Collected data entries

>> begin

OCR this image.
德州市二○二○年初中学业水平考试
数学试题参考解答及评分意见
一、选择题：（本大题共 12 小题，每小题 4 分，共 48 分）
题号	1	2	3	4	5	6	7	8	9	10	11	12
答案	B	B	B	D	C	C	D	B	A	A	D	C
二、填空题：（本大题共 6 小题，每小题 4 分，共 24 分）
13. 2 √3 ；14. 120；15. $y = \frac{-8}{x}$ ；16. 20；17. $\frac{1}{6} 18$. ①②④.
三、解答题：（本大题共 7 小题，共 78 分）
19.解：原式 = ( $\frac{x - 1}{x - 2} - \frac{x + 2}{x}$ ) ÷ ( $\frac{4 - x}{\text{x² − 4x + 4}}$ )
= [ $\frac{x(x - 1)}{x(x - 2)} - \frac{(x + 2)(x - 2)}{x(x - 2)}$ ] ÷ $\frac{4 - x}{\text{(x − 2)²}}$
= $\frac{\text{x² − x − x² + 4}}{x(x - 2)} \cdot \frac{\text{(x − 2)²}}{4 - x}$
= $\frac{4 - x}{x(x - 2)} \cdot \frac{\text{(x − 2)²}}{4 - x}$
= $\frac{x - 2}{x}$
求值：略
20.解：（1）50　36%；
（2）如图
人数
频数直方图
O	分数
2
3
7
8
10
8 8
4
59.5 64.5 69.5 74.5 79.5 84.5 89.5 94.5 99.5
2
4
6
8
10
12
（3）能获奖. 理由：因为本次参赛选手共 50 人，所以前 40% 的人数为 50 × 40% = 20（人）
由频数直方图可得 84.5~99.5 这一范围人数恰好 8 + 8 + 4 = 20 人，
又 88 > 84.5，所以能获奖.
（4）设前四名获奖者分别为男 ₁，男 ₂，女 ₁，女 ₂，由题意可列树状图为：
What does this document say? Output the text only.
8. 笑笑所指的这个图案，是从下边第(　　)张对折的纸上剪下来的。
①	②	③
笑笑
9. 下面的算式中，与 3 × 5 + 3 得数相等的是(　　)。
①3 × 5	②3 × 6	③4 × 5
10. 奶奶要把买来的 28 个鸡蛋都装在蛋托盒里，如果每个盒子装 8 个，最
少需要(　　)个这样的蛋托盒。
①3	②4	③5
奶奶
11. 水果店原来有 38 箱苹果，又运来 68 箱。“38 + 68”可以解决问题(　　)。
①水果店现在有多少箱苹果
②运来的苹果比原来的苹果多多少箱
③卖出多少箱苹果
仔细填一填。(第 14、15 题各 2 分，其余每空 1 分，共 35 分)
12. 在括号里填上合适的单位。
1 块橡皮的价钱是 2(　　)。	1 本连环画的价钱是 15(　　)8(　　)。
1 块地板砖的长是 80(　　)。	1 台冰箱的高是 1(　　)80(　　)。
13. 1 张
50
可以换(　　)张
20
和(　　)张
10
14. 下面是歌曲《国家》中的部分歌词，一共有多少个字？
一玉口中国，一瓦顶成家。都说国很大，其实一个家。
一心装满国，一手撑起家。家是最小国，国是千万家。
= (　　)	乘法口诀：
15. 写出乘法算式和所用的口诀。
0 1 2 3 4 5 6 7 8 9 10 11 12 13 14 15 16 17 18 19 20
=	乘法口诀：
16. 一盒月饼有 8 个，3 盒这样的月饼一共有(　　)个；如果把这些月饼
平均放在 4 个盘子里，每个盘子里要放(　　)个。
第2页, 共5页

>> end

Copy out every line in the listing where the word "this" appears.

• **WRITTEN ANSWER**
OCR this image.
What does this document say? Output the text only.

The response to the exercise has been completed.